Exclude the pictures and return every line exactly as written.

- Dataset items
--- start ---

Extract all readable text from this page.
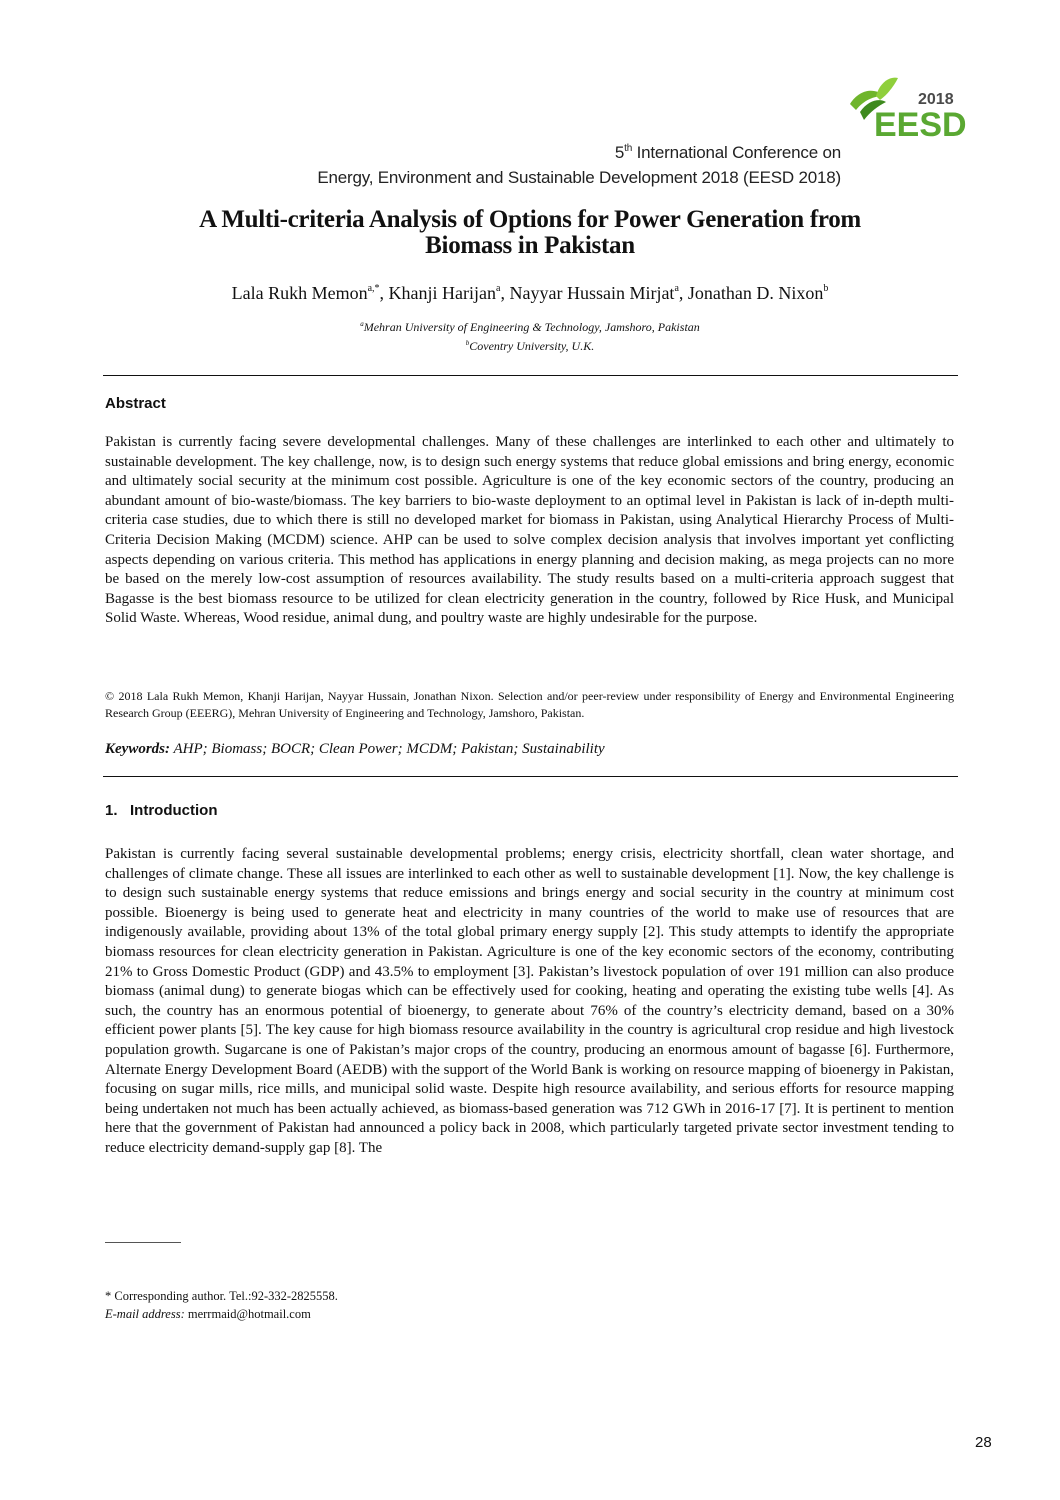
2018
EESD
5th International Conference on
Energy, Environment and Sustainable Development 2018 (EESD 2018)
A Multi-criteria Analysis of Options for Power Generation from
Biomass in Pakistan
Lala Rukh Memon$^{a,*}$, Khanji Harijan$^a$, Nayyar Hussain Mirjat$^a$, Jonathan D. Nixon$^b$
$^a$Mehran University of Engineering & Technology, Jamshoro, Pakistan
$^b$Coventry University, U.K.
Abstract
Pakistan is currently facing severe developmental challenges. Many of these challenges are interlinked to each other and ultimately to sustainable development. The key challenge, now, is to design such energy systems that reduce global emissions and bring energy, economic and ultimately social security at the minimum cost possible. Agriculture is one of the key economic sectors of the country, producing an abundant amount of bio-waste/biomass. The key barriers to bio-waste deployment to an optimal level in Pakistan is lack of in-depth multi-criteria case studies, due to which there is still no developed market for biomass in Pakistan, using Analytical Hierarchy Process of Multi-Criteria Decision Making (MCDM) science. AHP can be used to solve complex decision analysis that involves important yet conflicting aspects depending on various criteria. This method has applications in energy planning and decision making, as mega projects can no more be based on the merely low-cost assumption of resources availability. The study results based on a multi-criteria approach suggest that Bagasse is the best biomass resource to be utilized for clean electricity generation in the country, followed by Rice Husk, and Municipal Solid Waste. Whereas, Wood residue, animal dung, and poultry waste are highly undesirable for the purpose.
© 2018 Lala Rukh Memon, Khanji Harijan, Nayyar Hussain, Jonathan Nixon. Selection and/or peer-review under responsibility of Energy and Environmental Engineering Research Group (EEERG), Mehran University of Engineering and Technology, Jamshoro, Pakistan.
Keywords: AHP; Biomass; BOCR; Clean Power; MCDM; Pakistan; Sustainability
1.   Introduction
Pakistan is currently facing several sustainable developmental problems; energy crisis, electricity shortfall, clean water shortage, and challenges of climate change. These all issues are interlinked to each other as well to sustainable development [1]. Now, the key challenge is to design such sustainable energy systems that reduce emissions and brings energy and social security in the country at minimum cost possible. Bioenergy is being used to generate heat and electricity in many countries of the world to make use of resources that are indigenously available, providing about 13% of the total global primary energy supply [2]. This study attempts to identify the appropriate biomass resources for clean electricity generation in Pakistan. Agriculture is one of the key economic sectors of the economy, contributing 21% to Gross Domestic Product (GDP) and 43.5% to employment [3]. Pakistan’s livestock population of over 191 million can also produce biomass (animal dung) to generate biogas which can be effectively used for cooking, heating and operating the existing tube wells [4]. As such, the country has an enormous potential of bioenergy, to generate about 76% of the country’s electricity demand, based on a 30% efficient power plants [5]. The key cause for high biomass resource availability in the country is agricultural crop residue and high livestock population growth. Sugarcane is one of Pakistan’s major crops of the country, producing an enormous amount of bagasse [6]. Furthermore, Alternate Energy Development Board (AEDB) with the support of the World Bank is working on resource mapping of bioenergy in Pakistan, focusing on sugar mills, rice mills, and municipal solid waste. Despite high resource availability, and serious efforts for resource mapping being undertaken not much has been actually achieved, as biomass-based generation was 712 GWh in 2016-17 [7]. It is pertinent to mention here that the government of Pakistan had announced a policy back in 2008, which particularly targeted private sector investment tending to reduce electricity demand-supply gap [8]. The
* Corresponding author. Tel.:92-332-2825558.
E-mail address: merrmaid@hotmail.com
28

--- end ---

- Exercise answer
Extract all readable text from this page.
2018
EESD
5th International Conference on
Energy, Environment and Sustainable Development 2018 (EESD 2018)
A Multi-criteria Analysis of Options for Power Generation from
Biomass in Pakistan
Lala Rukh Memon$^{a,*}$, Khanji Harijan$^a$, Nayyar Hussain Mirjat$^a$, Jonathan D. Nixon$^b$
$^a$Mehran University of Engineering & Technology, Jamshoro, Pakistan
$^b$Coventry University, U.K.
Abstract
Pakistan is currently facing severe developmental challenges. Many of these challenges are interlinked to each other and ultimately to sustainable development. The key challenge, now, is to design such energy systems that reduce global emissions and bring energy, economic and ultimately social security at the minimum cost possible. Agriculture is one of the key economic sectors of the country, producing an abundant amount of bio-waste/biomass. The key barriers to bio-waste deployment to an optimal level in Pakistan is lack of in-depth multi-criteria case studies, due to which there is still no developed market for biomass in Pakistan, using Analytical Hierarchy Process of Multi-Criteria Decision Making (MCDM) science. AHP can be used to solve complex decision analysis that involves important yet conflicting aspects depending on various criteria. This method has applications in energy planning and decision making, as mega projects can no more be based on the merely low-cost assumption of resources availability. The study results based on a multi-criteria approach suggest that Bagasse is the best biomass resource to be utilized for clean electricity generation in the country, followed by Rice Husk, and Municipal Solid Waste. Whereas, Wood residue, animal dung, and poultry waste are highly undesirable for the purpose.
© 2018 Lala Rukh Memon, Khanji Harijan, Nayyar Hussain, Jonathan Nixon. Selection and/or peer-review under responsibility of Energy and Environmental Engineering Research Group (EEERG), Mehran University of Engineering and Technology, Jamshoro, Pakistan.
Keywords: AHP; Biomass; BOCR; Clean Power; MCDM; Pakistan; Sustainability
1.   Introduction
Pakistan is currently facing several sustainable developmental problems; energy crisis, electricity shortfall, clean water shortage, and challenges of climate change. These all issues are interlinked to each other as well to sustainable development [1]. Now, the key challenge is to design such sustainable energy systems that reduce emissions and brings energy and social security in the country at minimum cost possible. Bioenergy is being used to generate heat and electricity in many countries of the world to make use of resources that are indigenously available, providing about 13% of the total global primary energy supply [2]. This study attempts to identify the appropriate biomass resources for clean electricity generation in Pakistan. Agriculture is one of the key economic sectors of the economy, contributing 21% to Gross Domestic Product (GDP) and 43.5% to employment [3]. Pakistan’s livestock population of over 191 million can also produce biomass (animal dung) to generate biogas which can be effectively used for cooking, heating and operating the existing tube wells [4]. As such, the country has an enormous potential of bioenergy, to generate about 76% of the country’s electricity demand, based on a 30% efficient power plants [5]. The key cause for high biomass resource availability in the country is agricultural crop residue and high livestock population growth. Sugarcane is one of Pakistan’s major crops of the country, producing an enormous amount of bagasse [6]. Furthermore, Alternate Energy Development Board (AEDB) with the support of the World Bank is working on resource mapping of bioenergy in Pakistan, focusing on sugar mills, rice mills, and municipal solid waste. Despite high resource availability, and serious efforts for resource mapping being undertaken not much has been actually achieved, as biomass-based generation was 712 GWh in 2016-17 [7]. It is pertinent to mention here that the government of Pakistan had announced a policy back in 2008, which particularly targeted private sector investment tending to reduce electricity demand-supply gap [8]. The
* Corresponding author. Tel.:92-332-2825558.
E-mail address: merrmaid@hotmail.com
28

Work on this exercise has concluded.